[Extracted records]
Start

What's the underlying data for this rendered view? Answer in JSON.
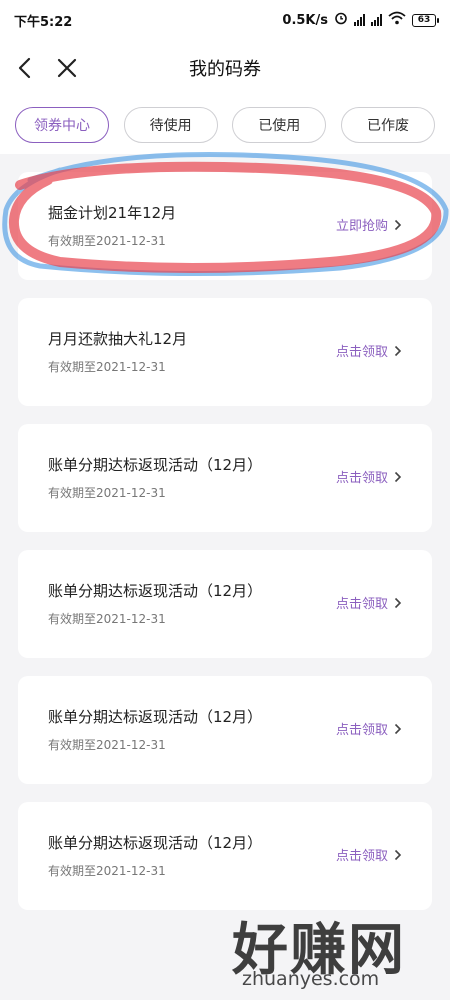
{
  "status": {
    "time": "下午5:22",
    "speed": "0.5K/s",
    "battery": "63"
  },
  "header": {
    "title": "我的码券",
    "back_icon": "chevron-left-icon",
    "close_icon": "close-icon"
  },
  "tabs": [
    {
      "label": "领券中心",
      "active": true
    },
    {
      "label": "待使用",
      "active": false
    },
    {
      "label": "已使用",
      "active": false
    },
    {
      "label": "已作废",
      "active": false
    }
  ],
  "coupons": [
    {
      "title": "掘金计划21年12月",
      "validity": "有效期至2021-12-31",
      "action": "立即抢购"
    },
    {
      "title": "月月还款抽大礼12月",
      "validity": "有效期至2021-12-31",
      "action": "点击领取"
    },
    {
      "title": "账单分期达标返现活动（12月）",
      "validity": "有效期至2021-12-31",
      "action": "点击领取"
    },
    {
      "title": "账单分期达标返现活动（12月）",
      "validity": "有效期至2021-12-31",
      "action": "点击领取"
    },
    {
      "title": "账单分期达标返现活动（12月）",
      "validity": "有效期至2021-12-31",
      "action": "点击领取"
    },
    {
      "title": "账单分期达标返现活动（12月）",
      "validity": "有效期至2021-12-31",
      "action": "点击领取"
    }
  ],
  "watermark": {
    "main": "好赚网",
    "sub": "zhuanyes.com"
  },
  "colors": {
    "accent": "#8b5fbf",
    "annotation_red": "#e8454f",
    "annotation_blue": "#2f8de0"
  }
}
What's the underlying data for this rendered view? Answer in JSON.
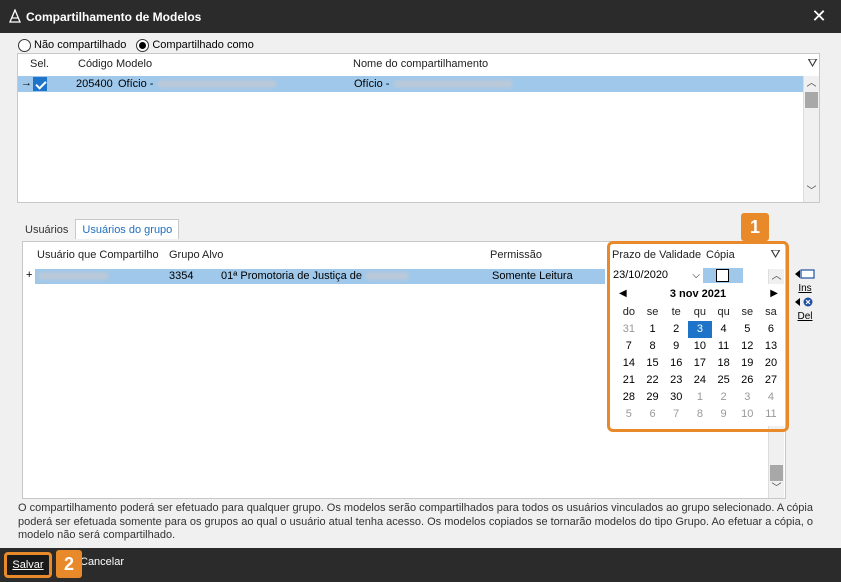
{
  "window": {
    "title": "Compartilhamento de Modelos",
    "close_label": "✕"
  },
  "share_mode": {
    "option_not_shared": "Não compartilhado",
    "option_shared_as": "Compartilhado como",
    "selected": "Compartilhado como"
  },
  "models_grid": {
    "headers": {
      "sel": "Sel.",
      "code": "Código",
      "model": "Modelo",
      "share_name": "Nome do compartilhamento"
    },
    "row": {
      "code": "205400",
      "model_prefix": "Ofício -",
      "share_name_prefix": "Ofício -",
      "selected": true
    }
  },
  "tabs": [
    {
      "label": "Usuários"
    },
    {
      "label": "Usuários do grupo"
    }
  ],
  "group_grid": {
    "headers": {
      "user": "Usuário que Compartilho",
      "group": "Grupo Alvo",
      "permission": "Permissão",
      "deadline": "Prazo de Validade",
      "copy": "Cópia"
    },
    "row": {
      "group_code": "3354",
      "group_name_prefix": "01ª Promotoria de Justiça de",
      "permission": "Somente Leitura",
      "deadline": "23/10/2020"
    }
  },
  "side_buttons": {
    "insert": "Ins",
    "delete": "Del"
  },
  "calendar": {
    "month_label": "3 nov 2021",
    "weekdays": [
      "do",
      "se",
      "te",
      "qu",
      "qu",
      "se",
      "sa"
    ],
    "weeks": [
      [
        "31",
        "1",
        "2",
        "3",
        "4",
        "5",
        "6"
      ],
      [
        "7",
        "8",
        "9",
        "10",
        "11",
        "12",
        "13"
      ],
      [
        "14",
        "15",
        "16",
        "17",
        "18",
        "19",
        "20"
      ],
      [
        "21",
        "22",
        "23",
        "24",
        "25",
        "26",
        "27"
      ],
      [
        "28",
        "29",
        "30",
        "1",
        "2",
        "3",
        "4"
      ],
      [
        "5",
        "6",
        "7",
        "8",
        "9",
        "10",
        "11"
      ]
    ],
    "selected_day": "3"
  },
  "info_text": "O compartilhamento poderá ser efetuado para qualquer grupo. Os modelos serão compartilhados para todos os usuários vinculados ao grupo selecionado. A cópia poderá ser efetuada somente para os grupos ao qual o usuário atual tenha acesso. Os modelos copiados se tornarão modelos do tipo Grupo. Ao efetuar a cópia, o modelo não será compartilhado.",
  "footer": {
    "save_label": "Salvar",
    "cancel_label": "Cancelar"
  },
  "callouts": {
    "one": "1",
    "two": "2"
  },
  "colors": {
    "accent": "#e88a2a",
    "selection": "#9fc8ea",
    "primary": "#1e74c8",
    "titlebar": "#2b2b2b"
  }
}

End

Reproduce every record above exactly, but leave out the pictures.

FINAL RESULT
What's the underlying data for this rendered view? Answer in JSON.
{
  "status": {
    "time": "下午5:22",
    "speed": "0.5K/s",
    "battery": "63"
  },
  "header": {
    "title": "我的码券",
    "back_icon": "chevron-left-icon",
    "close_icon": "close-icon"
  },
  "tabs": [
    {
      "label": "领券中心",
      "active": true
    },
    {
      "label": "待使用",
      "active": false
    },
    {
      "label": "已使用",
      "active": false
    },
    {
      "label": "已作废",
      "active": false
    }
  ],
  "coupons": [
    {
      "title": "掘金计划21年12月",
      "validity": "有效期至2021-12-31",
      "action": "立即抢购"
    },
    {
      "title": "月月还款抽大礼12月",
      "validity": "有效期至2021-12-31",
      "action": "点击领取"
    },
    {
      "title": "账单分期达标返现活动（12月）",
      "validity": "有效期至2021-12-31",
      "action": "点击领取"
    },
    {
      "title": "账单分期达标返现活动（12月）",
      "validity": "有效期至2021-12-31",
      "action": "点击领取"
    },
    {
      "title": "账单分期达标返现活动（12月）",
      "validity": "有效期至2021-12-31",
      "action": "点击领取"
    },
    {
      "title": "账单分期达标返现活动（12月）",
      "validity": "有效期至2021-12-31",
      "action": "点击领取"
    }
  ],
  "watermark": {
    "main": "好赚网",
    "sub": "zhuanyes.com"
  },
  "colors": {
    "accent": "#8b5fbf",
    "annotation_red": "#e8454f",
    "annotation_blue": "#2f8de0"
  }
}
What's the underlying data for this rendered view? Answer in JSON.
{
  "window": {
    "title": "Compartilhamento de Modelos",
    "close_label": "✕"
  },
  "share_mode": {
    "option_not_shared": "Não compartilhado",
    "option_shared_as": "Compartilhado como",
    "selected": "Compartilhado como"
  },
  "models_grid": {
    "headers": {
      "sel": "Sel.",
      "code": "Código",
      "model": "Modelo",
      "share_name": "Nome do compartilhamento"
    },
    "row": {
      "code": "205400",
      "model_prefix": "Ofício -",
      "share_name_prefix": "Ofício -",
      "selected": true
    }
  },
  "tabs": [
    {
      "label": "Usuários"
    },
    {
      "label": "Usuários do grupo"
    }
  ],
  "group_grid": {
    "headers": {
      "user": "Usuário que Compartilho",
      "group": "Grupo Alvo",
      "permission": "Permissão",
      "deadline": "Prazo de Validade",
      "copy": "Cópia"
    },
    "row": {
      "group_code": "3354",
      "group_name_prefix": "01ª Promotoria de Justiça de",
      "permission": "Somente Leitura",
      "deadline": "23/10/2020"
    }
  },
  "side_buttons": {
    "insert": "Ins",
    "delete": "Del"
  },
  "calendar": {
    "month_label": "3 nov 2021",
    "weekdays": [
      "do",
      "se",
      "te",
      "qu",
      "qu",
      "se",
      "sa"
    ],
    "weeks": [
      [
        "31",
        "1",
        "2",
        "3",
        "4",
        "5",
        "6"
      ],
      [
        "7",
        "8",
        "9",
        "10",
        "11",
        "12",
        "13"
      ],
      [
        "14",
        "15",
        "16",
        "17",
        "18",
        "19",
        "20"
      ],
      [
        "21",
        "22",
        "23",
        "24",
        "25",
        "26",
        "27"
      ],
      [
        "28",
        "29",
        "30",
        "1",
        "2",
        "3",
        "4"
      ],
      [
        "5",
        "6",
        "7",
        "8",
        "9",
        "10",
        "11"
      ]
    ],
    "selected_day": "3"
  },
  "info_text": "O compartilhamento poderá ser efetuado para qualquer grupo. Os modelos serão compartilhados para todos os usuários vinculados ao grupo selecionado. A cópia poderá ser efetuada somente para os grupos ao qual o usuário atual tenha acesso. Os modelos copiados se tornarão modelos do tipo Grupo. Ao efetuar a cópia, o modelo não será compartilhado.",
  "footer": {
    "save_label": "Salvar",
    "cancel_label": "Cancelar"
  },
  "callouts": {
    "one": "1",
    "two": "2"
  },
  "colors": {
    "accent": "#e88a2a",
    "selection": "#9fc8ea",
    "primary": "#1e74c8",
    "titlebar": "#2b2b2b"
  }
}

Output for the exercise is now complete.